* GIVEN INSTRUCTION: Your task is to copy the material exactly.

* Stored data:
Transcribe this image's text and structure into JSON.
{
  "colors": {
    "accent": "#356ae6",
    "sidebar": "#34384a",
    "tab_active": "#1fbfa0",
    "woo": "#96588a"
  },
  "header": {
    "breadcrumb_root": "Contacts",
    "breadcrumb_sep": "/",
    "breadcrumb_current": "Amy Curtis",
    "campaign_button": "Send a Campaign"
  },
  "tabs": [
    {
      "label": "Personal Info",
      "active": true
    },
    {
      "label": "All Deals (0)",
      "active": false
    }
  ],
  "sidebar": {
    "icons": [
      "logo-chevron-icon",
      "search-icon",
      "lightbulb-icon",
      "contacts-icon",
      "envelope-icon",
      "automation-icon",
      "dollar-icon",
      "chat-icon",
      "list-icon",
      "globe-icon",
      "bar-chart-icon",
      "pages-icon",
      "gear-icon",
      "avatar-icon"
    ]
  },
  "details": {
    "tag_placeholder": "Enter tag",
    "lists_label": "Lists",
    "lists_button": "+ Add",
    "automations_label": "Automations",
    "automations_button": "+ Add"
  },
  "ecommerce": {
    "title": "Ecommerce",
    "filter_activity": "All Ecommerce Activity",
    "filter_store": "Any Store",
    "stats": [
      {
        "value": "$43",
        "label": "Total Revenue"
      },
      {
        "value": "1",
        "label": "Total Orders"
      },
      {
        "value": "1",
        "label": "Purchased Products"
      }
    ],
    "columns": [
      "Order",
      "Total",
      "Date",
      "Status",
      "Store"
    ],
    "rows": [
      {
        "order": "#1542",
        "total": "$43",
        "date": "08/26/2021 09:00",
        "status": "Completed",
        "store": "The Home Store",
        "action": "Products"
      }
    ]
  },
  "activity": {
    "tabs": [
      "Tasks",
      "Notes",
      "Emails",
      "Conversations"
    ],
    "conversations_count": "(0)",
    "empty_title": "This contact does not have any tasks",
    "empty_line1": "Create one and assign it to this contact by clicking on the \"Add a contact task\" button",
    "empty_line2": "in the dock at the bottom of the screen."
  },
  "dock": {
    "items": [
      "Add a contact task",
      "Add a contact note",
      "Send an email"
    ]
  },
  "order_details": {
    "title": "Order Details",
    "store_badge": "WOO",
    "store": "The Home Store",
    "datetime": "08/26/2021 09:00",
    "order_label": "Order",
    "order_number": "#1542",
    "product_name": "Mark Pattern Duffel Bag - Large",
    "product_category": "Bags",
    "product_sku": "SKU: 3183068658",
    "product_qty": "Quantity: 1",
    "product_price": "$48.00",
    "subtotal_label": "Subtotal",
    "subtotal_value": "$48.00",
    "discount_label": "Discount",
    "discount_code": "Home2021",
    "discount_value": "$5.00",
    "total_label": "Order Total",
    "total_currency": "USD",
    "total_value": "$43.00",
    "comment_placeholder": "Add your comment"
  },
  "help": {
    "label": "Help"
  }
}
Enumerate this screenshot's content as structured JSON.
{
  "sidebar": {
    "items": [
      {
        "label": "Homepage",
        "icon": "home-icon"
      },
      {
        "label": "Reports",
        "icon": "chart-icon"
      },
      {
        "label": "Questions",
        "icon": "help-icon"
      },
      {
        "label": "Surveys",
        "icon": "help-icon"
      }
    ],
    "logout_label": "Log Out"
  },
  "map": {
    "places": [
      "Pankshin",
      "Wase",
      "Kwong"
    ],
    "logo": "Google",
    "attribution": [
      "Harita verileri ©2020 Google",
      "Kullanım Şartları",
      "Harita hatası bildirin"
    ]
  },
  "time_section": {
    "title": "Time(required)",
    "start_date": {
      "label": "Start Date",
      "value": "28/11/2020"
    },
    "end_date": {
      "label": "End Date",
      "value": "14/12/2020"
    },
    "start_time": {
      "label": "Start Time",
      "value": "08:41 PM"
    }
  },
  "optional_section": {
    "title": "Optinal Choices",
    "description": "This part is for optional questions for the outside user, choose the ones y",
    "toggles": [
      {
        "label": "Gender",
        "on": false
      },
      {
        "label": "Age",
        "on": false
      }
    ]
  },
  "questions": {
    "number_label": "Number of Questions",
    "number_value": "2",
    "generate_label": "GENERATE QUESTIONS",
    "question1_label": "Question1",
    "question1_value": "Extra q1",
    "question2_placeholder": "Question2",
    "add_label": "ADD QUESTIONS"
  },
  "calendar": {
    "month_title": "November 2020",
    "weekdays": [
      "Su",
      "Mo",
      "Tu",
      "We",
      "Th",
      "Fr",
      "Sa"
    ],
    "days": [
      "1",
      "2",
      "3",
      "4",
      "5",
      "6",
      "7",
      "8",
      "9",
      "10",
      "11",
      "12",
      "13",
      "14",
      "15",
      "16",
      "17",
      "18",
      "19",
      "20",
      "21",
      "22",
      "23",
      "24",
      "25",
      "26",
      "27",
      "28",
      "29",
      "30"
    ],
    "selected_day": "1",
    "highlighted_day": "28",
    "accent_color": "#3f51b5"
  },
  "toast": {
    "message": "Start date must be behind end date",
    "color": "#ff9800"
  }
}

* RESPONSE FOR THIS EXERCISE:
Transcribe this image's text and structure into JSON.
{
  "colors": {
    "accent": "#356ae6",
    "sidebar": "#34384a",
    "tab_active": "#1fbfa0",
    "woo": "#96588a"
  },
  "header": {
    "breadcrumb_root": "Contacts",
    "breadcrumb_sep": "/",
    "breadcrumb_current": "Amy Curtis",
    "campaign_button": "Send a Campaign"
  },
  "tabs": [
    {
      "label": "Personal Info",
      "active": true
    },
    {
      "label": "All Deals (0)",
      "active": false
    }
  ],
  "sidebar": {
    "icons": [
      "logo-chevron-icon",
      "search-icon",
      "lightbulb-icon",
      "contacts-icon",
      "envelope-icon",
      "automation-icon",
      "dollar-icon",
      "chat-icon",
      "list-icon",
      "globe-icon",
      "bar-chart-icon",
      "pages-icon",
      "gear-icon",
      "avatar-icon"
    ]
  },
  "details": {
    "tag_placeholder": "Enter tag",
    "lists_label": "Lists",
    "lists_button": "+ Add",
    "automations_label": "Automations",
    "automations_button": "+ Add"
  },
  "ecommerce": {
    "title": "Ecommerce",
    "filter_activity": "All Ecommerce Activity",
    "filter_store": "Any Store",
    "stats": [
      {
        "value": "$43",
        "label": "Total Revenue"
      },
      {
        "value": "1",
        "label": "Total Orders"
      },
      {
        "value": "1",
        "label": "Purchased Products"
      }
    ],
    "columns": [
      "Order",
      "Total",
      "Date",
      "Status",
      "Store"
    ],
    "rows": [
      {
        "order": "#1542",
        "total": "$43",
        "date": "08/26/2021 09:00",
        "status": "Completed",
        "store": "The Home Store",
        "action": "Products"
      }
    ]
  },
  "activity": {
    "tabs": [
      "Tasks",
      "Notes",
      "Emails",
      "Conversations"
    ],
    "conversations_count": "(0)",
    "empty_title": "This contact does not have any tasks",
    "empty_line1": "Create one and assign it to this contact by clicking on the \"Add a contact task\" button",
    "empty_line2": "in the dock at the bottom of the screen."
  },
  "dock": {
    "items": [
      "Add a contact task",
      "Add a contact note",
      "Send an email"
    ]
  },
  "order_details": {
    "title": "Order Details",
    "store_badge": "WOO",
    "store": "The Home Store",
    "datetime": "08/26/2021 09:00",
    "order_label": "Order",
    "order_number": "#1542",
    "product_name": "Mark Pattern Duffel Bag - Large",
    "product_category": "Bags",
    "product_sku": "SKU: 3183068658",
    "product_qty": "Quantity: 1",
    "product_price": "$48.00",
    "subtotal_label": "Subtotal",
    "subtotal_value": "$48.00",
    "discount_label": "Discount",
    "discount_code": "Home2021",
    "discount_value": "$5.00",
    "total_label": "Order Total",
    "total_currency": "USD",
    "total_value": "$43.00",
    "comment_placeholder": "Add your comment"
  },
  "help": {
    "label": "Help"
  }
}
Enumerate this screenshot's content as structured JSON.
{
  "sidebar": {
    "items": [
      {
        "label": "Homepage",
        "icon": "home-icon"
      },
      {
        "label": "Reports",
        "icon": "chart-icon"
      },
      {
        "label": "Questions",
        "icon": "help-icon"
      },
      {
        "label": "Surveys",
        "icon": "help-icon"
      }
    ],
    "logout_label": "Log Out"
  },
  "map": {
    "places": [
      "Pankshin",
      "Wase",
      "Kwong"
    ],
    "logo": "Google",
    "attribution": [
      "Harita verileri ©2020 Google",
      "Kullanım Şartları",
      "Harita hatası bildirin"
    ]
  },
  "time_section": {
    "title": "Time(required)",
    "start_date": {
      "label": "Start Date",
      "value": "28/11/2020"
    },
    "end_date": {
      "label": "End Date",
      "value": "14/12/2020"
    },
    "start_time": {
      "label": "Start Time",
      "value": "08:41 PM"
    }
  },
  "optional_section": {
    "title": "Optinal Choices",
    "description": "This part is for optional questions for the outside user, choose the ones y",
    "toggles": [
      {
        "label": "Gender",
        "on": false
      },
      {
        "label": "Age",
        "on": false
      }
    ]
  },
  "questions": {
    "number_label": "Number of Questions",
    "number_value": "2",
    "generate_label": "GENERATE QUESTIONS",
    "question1_label": "Question1",
    "question1_value": "Extra q1",
    "question2_placeholder": "Question2",
    "add_label": "ADD QUESTIONS"
  },
  "calendar": {
    "month_title": "November 2020",
    "weekdays": [
      "Su",
      "Mo",
      "Tu",
      "We",
      "Th",
      "Fr",
      "Sa"
    ],
    "days": [
      "1",
      "2",
      "3",
      "4",
      "5",
      "6",
      "7",
      "8",
      "9",
      "10",
      "11",
      "12",
      "13",
      "14",
      "15",
      "16",
      "17",
      "18",
      "19",
      "20",
      "21",
      "22",
      "23",
      "24",
      "25",
      "26",
      "27",
      "28",
      "29",
      "30"
    ],
    "selected_day": "1",
    "highlighted_day": "28",
    "accent_color": "#3f51b5"
  },
  "toast": {
    "message": "Start date must be behind end date",
    "color": "#ff9800"
  }
}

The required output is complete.